_Description of the task_
Scan the entries for lines with "related" and say how many there are, with nothing more.
Supplied entries Start Marker
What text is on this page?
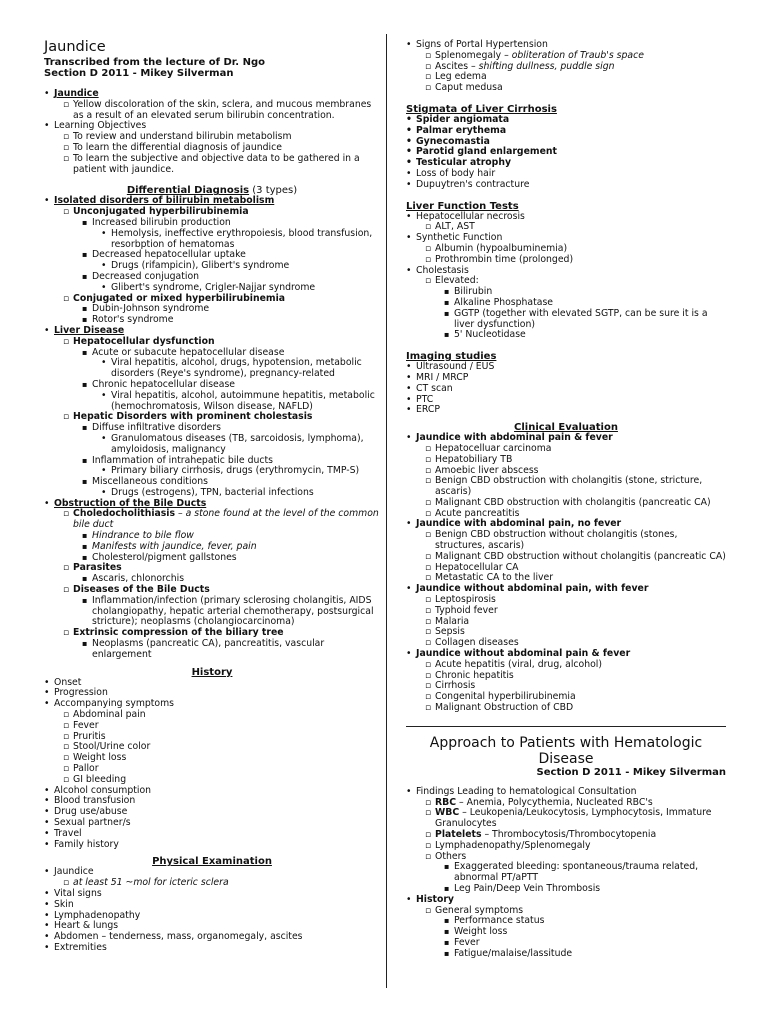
Jaundice
Transcribed from the lecture of Dr. Ngo
Section D 2011 - Mikey Silverman
• Jaundice
▫ Yellow discoloration of the skin, sclera, and mucous membranes as a result of an elevated serum bilirubin concentration.
• Learning Objectives
▫ To review and understand bilirubin metabolism
▫ To learn the differential diagnosis of jaundice
▫ To learn the subjective and objective data to be gathered in a patient with jaundice.
Differential Diagnosis (3 types)
• Isolated disorders of bilirubin metabolism
▫ Unconjugated hyperbilirubinemia
▪ Increased bilirubin production
• Hemolysis, ineffective erythropoiesis, blood transfusion, resorbption of hematomas
▪ Decreased hepatocellular uptake
• Drugs (rifampicin), Glibert's syndrome
▪ Decreased conjugation
• Glibert's syndrome, Crigler-Najjar syndrome
▫ Conjugated or mixed hyperbilirubinemia
▪ Dubin-Johnson syndrome
▪ Rotor's syndrome
• Liver Disease
▫ Hepatocellular dysfunction
▪ Acute or subacute hepatocellular disease
• Viral hepatitis, alcohol, drugs, hypotension, metabolic disorders (Reye's syndrome), pregnancy-related
▪ Chronic hepatocellular disease
• Viral hepatitis, alcohol, autoimmune hepatitis, metabolic (hemochromatosis, Wilson disease, NAFLD)
▫ Hepatic Disorders with prominent cholestasis
▪ Diffuse infiltrative disorders
• Granulomatous diseases (TB, sarcoidosis, lymphoma), amyloidosis, malignancy
▪ Inflammation of intrahepatic bile ducts
• Primary biliary cirrhosis, drugs (erythromycin, TMP-S)
▪ Miscellaneous conditions
• Drugs (estrogens), TPN, bacterial infections
• Obstruction of the Bile Ducts
▫ Choledocholithiasis – a stone found at the level of the common bile duct
▪ Hindrance to bile flow
▪ Manifests with jaundice, fever, pain
▪ Cholesterol/pigment gallstones
▫ Parasites
▪ Ascaris, chlonorchis
▫ Diseases of the Bile Ducts
▪ Inflammation/infection (primary sclerosing cholangitis, AIDS cholangiopathy, hepatic arterial chemotherapy, postsurgical stricture); neoplasms (cholangiocarcinoma)
▫ Extrinsic compression of the biliary tree
▪ Neoplasms (pancreatic CA), pancreatitis, vascular enlargement
History
• Onset
• Progression
• Accompanying symptoms
▫ Abdominal pain
▫ Fever
▫ Pruritis
▫ Stool/Urine color
▫ Weight loss
▫ Pallor
▫ GI bleeding
• Alcohol consumption
• Blood transfusion
• Drug use/abuse
• Sexual partner/s
• Travel
• Family history
Physical Examination
• Jaundice
▫ at least 51 ~mol for icteric sclera
• Vital signs
• Skin
• Lymphadenopathy
• Heart & lungs
• Abdomen – tenderness, mass, organomegaly, ascites
• Extremities
• Signs of Portal Hypertension
▫ Splenomegaly – obliteration of Traub's space
▫ Ascites – shifting dullness, puddle sign
▫ Leg edema
▫ Caput medusa
Stigmata of Liver Cirrhosis
• Spider angiomata
• Palmar erythema
• Gynecomastia
• Parotid gland enlargement
• Testicular atrophy
• Loss of body hair
• Dupuytren's contracture
Liver Function Tests
• Hepatocellular necrosis
▫ ALT, AST
• Synthetic Function
▫ Albumin (hypoalbuminemia)
▫ Prothrombin time (prolonged)
• Cholestasis
▫ Elevated:
▪ Bilirubin
▪ Alkaline Phosphatase
▪ GGTP (together with elevated SGTP, can be sure it is a liver dysfunction)
▪ 5' Nucleotidase
Imaging studies
• Ultrasound / EUS
• MRI / MRCP
• CT scan
• PTC
• ERCP
Clinical Evaluation
• Jaundice with abdominal pain & fever
▫ Hepatocelluar carcinoma
▫ Hepatobiliary TB
▫ Amoebic liver abscess
▫ Benign CBD obstruction with cholangitis (stone, stricture, ascaris)
▫ Malignant CBD obstruction with cholangitis (pancreatic CA)
▫ Acute pancreatitis
• Jaundice with abdominal pain, no fever
▫ Benign CBD obstruction without cholangitis (stones, structures, ascaris)
▫ Malignant CBD obstruction without cholangitis (pancreatic CA)
▫ Hepatocellular CA
▫ Metastatic CA to the liver
• Jaundice without abdominal pain, with fever
▫ Leptospirosis
▫ Typhoid fever
▫ Malaria
▫ Sepsis
▫ Collagen diseases
• Jaundice without abdominal pain & fever
▫ Acute hepatitis (viral, drug, alcohol)
▫ Chronic hepatitis
▫ Cirrhosis
▫ Congenital hyperbilirubinemia
▫ Malignant Obstruction of CBD
Approach to Patients with Hematologic Disease
Section D 2011 - Mikey Silverman
• Findings Leading to hematological Consultation
▫ RBC – Anemia, Polycythemia, Nucleated RBC's
▫ WBC – Leukopenia/Leukocytosis, Lymphocytosis, Immature Granulocytes
▫ Platelets – Thrombocytosis/Thrombocytopenia
▫ Lymphadenopathy/Splenomegaly
▫ Others
▪ Exaggerated bleeding: spontaneous/trauma related, abnormal PT/aPTT
▪ Leg Pain/Deep Vein Thrombosis
• History
▫ General symptoms
▪ Performance status
▪ Weight loss
▪ Fever
▪ Fatigue/malaise/lassitude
Supplied entries End Marker
_Response below_
2